== Provided information

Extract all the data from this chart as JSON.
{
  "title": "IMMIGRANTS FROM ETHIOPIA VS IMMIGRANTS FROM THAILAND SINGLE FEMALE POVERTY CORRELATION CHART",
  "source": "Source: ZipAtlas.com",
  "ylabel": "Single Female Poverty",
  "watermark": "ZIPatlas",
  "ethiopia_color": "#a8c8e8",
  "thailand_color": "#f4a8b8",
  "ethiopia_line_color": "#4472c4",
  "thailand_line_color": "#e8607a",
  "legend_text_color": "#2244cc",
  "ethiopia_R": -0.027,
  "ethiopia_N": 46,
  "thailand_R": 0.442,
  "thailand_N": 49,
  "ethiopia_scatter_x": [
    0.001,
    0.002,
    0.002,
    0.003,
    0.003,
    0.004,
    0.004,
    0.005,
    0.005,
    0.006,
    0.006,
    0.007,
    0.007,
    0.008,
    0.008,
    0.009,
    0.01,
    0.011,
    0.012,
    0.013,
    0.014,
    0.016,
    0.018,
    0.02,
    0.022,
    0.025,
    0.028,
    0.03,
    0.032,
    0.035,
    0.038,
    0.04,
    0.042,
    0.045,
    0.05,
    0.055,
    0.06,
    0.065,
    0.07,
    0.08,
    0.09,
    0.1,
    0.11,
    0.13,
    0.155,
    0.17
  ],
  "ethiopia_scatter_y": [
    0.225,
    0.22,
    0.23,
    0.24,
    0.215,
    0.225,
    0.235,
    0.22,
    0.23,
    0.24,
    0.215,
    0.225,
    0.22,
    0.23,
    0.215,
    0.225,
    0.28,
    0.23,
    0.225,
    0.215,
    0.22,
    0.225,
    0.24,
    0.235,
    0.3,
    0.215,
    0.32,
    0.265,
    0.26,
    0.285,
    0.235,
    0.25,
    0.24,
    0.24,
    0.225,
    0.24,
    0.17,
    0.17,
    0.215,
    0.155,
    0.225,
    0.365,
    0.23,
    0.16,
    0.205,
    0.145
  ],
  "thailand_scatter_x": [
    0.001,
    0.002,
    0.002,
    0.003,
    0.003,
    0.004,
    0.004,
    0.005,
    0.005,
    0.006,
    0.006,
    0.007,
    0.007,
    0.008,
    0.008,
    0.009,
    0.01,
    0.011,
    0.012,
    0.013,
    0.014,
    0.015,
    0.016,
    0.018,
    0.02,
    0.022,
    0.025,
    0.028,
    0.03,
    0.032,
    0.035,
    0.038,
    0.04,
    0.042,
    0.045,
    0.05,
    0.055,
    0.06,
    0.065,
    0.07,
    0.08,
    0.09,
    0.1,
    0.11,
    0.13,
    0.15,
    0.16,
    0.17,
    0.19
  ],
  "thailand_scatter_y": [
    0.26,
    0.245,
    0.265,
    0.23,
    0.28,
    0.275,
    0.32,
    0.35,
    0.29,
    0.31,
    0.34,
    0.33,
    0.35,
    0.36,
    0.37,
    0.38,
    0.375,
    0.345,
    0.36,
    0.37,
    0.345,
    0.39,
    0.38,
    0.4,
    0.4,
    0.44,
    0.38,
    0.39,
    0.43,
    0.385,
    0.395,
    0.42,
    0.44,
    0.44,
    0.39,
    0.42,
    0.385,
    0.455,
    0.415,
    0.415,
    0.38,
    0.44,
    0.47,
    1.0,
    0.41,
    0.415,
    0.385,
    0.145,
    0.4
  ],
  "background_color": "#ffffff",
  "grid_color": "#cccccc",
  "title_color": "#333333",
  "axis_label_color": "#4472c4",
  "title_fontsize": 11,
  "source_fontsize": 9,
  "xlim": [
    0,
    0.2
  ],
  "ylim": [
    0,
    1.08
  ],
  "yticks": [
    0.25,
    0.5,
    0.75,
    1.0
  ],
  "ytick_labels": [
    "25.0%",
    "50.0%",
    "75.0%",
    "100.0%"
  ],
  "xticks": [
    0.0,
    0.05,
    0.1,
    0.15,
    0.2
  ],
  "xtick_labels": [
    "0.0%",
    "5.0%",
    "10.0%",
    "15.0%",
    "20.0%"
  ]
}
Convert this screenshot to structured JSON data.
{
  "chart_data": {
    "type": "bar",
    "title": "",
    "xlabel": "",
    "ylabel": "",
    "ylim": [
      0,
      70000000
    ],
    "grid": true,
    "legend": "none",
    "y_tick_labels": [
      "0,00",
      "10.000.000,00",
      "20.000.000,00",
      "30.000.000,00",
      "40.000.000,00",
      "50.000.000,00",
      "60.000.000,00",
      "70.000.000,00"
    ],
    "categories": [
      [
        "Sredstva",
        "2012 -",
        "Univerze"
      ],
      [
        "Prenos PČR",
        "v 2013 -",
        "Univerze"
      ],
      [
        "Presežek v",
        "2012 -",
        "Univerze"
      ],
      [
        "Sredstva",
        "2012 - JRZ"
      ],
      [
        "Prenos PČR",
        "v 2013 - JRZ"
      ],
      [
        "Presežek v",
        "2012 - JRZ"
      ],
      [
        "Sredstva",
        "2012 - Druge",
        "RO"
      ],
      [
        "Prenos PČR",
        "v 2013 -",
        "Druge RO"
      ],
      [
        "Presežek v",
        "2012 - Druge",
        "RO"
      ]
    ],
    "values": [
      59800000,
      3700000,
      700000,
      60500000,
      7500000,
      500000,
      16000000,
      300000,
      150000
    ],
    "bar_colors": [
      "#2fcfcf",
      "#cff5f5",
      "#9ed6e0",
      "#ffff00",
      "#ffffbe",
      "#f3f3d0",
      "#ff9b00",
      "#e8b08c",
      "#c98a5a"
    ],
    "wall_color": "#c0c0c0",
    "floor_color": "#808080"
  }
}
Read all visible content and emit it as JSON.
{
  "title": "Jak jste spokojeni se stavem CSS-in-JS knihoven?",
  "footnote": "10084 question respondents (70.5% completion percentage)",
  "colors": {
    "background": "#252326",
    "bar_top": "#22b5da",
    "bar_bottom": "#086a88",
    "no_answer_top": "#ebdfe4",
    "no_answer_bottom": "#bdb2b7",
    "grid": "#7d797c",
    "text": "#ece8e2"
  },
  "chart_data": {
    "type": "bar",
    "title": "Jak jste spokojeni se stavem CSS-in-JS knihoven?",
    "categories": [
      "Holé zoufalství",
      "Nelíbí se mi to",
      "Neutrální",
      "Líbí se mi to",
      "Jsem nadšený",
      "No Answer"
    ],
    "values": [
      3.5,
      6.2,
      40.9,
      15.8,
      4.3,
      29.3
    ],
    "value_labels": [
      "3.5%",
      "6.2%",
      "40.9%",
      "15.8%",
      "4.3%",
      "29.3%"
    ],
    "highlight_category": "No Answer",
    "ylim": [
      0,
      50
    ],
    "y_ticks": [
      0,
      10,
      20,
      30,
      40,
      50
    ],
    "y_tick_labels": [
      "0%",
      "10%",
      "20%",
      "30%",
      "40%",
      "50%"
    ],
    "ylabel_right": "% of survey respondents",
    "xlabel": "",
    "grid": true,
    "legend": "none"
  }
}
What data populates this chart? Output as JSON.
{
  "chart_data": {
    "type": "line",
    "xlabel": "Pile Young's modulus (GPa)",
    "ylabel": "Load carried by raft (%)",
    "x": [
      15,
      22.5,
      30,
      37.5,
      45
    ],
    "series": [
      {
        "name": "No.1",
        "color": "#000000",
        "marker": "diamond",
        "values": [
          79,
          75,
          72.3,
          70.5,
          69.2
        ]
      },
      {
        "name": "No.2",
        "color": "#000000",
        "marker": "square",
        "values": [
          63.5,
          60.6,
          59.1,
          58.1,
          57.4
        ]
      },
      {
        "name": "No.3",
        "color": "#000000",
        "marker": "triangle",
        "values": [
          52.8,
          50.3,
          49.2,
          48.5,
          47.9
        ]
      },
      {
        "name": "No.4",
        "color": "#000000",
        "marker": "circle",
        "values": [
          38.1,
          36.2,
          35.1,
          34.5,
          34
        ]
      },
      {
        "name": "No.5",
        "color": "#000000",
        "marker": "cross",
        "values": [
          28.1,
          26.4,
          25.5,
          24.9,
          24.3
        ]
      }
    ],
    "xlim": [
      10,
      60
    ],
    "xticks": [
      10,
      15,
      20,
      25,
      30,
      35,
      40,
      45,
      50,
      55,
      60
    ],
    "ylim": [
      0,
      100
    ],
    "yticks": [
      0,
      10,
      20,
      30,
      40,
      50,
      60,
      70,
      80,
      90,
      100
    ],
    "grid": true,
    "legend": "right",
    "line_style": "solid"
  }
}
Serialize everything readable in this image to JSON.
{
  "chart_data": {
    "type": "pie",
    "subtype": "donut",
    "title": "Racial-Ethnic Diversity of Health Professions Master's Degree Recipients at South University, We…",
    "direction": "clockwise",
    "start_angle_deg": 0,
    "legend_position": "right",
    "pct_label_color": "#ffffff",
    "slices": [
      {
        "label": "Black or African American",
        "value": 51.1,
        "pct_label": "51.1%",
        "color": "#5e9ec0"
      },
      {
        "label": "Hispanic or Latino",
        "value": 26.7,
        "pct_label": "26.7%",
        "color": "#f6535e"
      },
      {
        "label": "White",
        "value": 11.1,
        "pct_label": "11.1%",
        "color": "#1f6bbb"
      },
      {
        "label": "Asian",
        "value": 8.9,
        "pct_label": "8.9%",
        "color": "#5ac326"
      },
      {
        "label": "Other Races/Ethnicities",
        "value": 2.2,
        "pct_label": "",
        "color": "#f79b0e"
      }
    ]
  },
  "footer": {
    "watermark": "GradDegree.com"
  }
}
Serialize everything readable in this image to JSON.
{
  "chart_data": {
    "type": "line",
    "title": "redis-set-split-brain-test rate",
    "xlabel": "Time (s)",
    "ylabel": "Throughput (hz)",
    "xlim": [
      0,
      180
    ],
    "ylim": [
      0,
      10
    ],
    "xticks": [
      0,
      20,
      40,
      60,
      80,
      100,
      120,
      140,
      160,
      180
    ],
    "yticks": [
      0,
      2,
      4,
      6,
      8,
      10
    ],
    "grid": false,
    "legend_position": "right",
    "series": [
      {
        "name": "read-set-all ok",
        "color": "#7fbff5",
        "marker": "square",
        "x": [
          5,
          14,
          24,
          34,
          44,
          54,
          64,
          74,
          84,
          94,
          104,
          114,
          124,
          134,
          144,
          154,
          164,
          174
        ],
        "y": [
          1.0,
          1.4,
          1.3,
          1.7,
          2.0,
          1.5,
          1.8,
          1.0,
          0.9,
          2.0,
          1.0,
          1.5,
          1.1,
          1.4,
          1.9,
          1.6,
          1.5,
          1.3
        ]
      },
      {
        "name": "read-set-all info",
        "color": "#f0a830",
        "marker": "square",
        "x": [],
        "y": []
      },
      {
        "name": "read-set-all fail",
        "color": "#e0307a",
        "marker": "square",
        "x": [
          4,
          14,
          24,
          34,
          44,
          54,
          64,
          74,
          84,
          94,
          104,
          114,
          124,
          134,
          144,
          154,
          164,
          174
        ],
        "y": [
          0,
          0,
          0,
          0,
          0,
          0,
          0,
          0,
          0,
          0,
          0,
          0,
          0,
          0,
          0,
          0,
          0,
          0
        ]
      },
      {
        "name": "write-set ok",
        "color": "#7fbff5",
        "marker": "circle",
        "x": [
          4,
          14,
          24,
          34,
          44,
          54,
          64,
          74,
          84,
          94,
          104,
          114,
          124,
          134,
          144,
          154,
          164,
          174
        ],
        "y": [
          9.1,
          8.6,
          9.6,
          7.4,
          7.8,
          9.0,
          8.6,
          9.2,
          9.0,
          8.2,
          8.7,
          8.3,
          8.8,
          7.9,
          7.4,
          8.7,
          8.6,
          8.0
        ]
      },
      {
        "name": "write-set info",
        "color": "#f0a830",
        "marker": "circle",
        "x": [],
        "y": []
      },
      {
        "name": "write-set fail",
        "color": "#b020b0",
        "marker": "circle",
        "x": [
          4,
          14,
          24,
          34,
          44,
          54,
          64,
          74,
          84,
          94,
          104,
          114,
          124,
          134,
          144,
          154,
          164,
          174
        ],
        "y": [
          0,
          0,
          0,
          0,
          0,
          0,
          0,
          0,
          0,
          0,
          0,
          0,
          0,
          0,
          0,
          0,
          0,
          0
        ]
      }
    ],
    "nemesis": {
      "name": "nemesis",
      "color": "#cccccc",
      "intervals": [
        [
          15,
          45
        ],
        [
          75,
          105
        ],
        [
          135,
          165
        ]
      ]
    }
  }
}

====

#### Work required:
Look through the records and gather every line containing "knihoven".

#### Full response:
  "title": "Jak jste spokojeni se stavem CSS-in-JS knihoven?",
    "title": "Jak jste spokojeni se stavem CSS-in-JS knihoven?",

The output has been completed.